__What to do__: Search each line below for "Submitted", then return the lines where it appears.

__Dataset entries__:
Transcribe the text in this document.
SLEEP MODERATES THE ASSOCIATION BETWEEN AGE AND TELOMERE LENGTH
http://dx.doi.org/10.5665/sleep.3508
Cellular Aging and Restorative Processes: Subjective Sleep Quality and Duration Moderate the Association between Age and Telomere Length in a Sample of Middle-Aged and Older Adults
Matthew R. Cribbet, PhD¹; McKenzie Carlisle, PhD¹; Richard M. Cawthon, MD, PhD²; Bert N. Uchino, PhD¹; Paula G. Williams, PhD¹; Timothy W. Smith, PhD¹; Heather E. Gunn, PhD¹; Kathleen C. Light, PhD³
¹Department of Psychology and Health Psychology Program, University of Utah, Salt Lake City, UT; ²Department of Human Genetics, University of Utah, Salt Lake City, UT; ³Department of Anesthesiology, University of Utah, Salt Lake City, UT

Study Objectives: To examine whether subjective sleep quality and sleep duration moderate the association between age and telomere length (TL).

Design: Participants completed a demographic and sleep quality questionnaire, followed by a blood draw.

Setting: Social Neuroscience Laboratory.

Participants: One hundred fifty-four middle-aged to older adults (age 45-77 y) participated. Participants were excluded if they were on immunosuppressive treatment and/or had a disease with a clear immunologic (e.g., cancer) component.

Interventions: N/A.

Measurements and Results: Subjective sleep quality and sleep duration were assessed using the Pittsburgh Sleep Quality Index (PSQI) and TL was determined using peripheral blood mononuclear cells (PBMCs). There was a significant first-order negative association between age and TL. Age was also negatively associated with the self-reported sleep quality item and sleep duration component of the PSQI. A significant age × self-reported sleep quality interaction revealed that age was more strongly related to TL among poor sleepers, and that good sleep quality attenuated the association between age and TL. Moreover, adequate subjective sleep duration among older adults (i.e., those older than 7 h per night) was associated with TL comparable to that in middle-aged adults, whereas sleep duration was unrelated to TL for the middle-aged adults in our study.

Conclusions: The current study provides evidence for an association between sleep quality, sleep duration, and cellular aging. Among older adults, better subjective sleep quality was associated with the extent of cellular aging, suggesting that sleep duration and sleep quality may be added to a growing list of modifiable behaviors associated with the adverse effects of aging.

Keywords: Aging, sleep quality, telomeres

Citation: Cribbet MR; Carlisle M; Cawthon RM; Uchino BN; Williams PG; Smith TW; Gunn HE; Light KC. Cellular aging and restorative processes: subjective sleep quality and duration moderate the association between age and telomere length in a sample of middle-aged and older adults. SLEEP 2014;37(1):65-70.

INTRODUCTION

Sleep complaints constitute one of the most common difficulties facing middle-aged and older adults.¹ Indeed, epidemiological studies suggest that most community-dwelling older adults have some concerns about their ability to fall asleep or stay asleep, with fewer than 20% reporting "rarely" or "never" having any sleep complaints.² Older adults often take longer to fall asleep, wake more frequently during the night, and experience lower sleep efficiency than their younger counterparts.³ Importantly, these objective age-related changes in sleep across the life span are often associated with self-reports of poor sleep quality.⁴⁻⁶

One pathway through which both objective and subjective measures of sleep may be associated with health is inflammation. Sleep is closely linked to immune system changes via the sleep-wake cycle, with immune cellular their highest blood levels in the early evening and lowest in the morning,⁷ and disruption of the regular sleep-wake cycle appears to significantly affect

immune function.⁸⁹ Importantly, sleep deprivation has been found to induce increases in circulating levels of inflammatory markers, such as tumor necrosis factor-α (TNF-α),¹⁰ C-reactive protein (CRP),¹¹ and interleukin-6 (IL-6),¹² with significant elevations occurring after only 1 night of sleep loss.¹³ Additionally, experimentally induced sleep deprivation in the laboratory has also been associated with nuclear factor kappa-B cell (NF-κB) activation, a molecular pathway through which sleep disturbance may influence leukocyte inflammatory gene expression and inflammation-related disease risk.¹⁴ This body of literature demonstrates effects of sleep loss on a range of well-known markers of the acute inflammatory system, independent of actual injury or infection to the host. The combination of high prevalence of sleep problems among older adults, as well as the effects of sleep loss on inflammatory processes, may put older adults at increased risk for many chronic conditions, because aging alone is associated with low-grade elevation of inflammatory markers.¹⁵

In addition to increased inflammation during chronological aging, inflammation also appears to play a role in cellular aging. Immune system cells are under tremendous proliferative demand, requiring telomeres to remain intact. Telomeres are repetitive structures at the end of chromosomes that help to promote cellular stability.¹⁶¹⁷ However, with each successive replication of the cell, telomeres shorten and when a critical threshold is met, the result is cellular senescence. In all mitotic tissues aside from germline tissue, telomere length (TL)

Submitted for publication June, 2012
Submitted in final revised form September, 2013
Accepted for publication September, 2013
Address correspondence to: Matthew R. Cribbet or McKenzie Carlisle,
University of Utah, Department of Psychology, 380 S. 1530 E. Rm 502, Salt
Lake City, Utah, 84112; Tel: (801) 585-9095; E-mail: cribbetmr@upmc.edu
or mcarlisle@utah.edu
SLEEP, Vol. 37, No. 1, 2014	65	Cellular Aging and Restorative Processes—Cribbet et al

__Written response__:
Submitted for publication June, 2012
Submitted in final revised form September, 2013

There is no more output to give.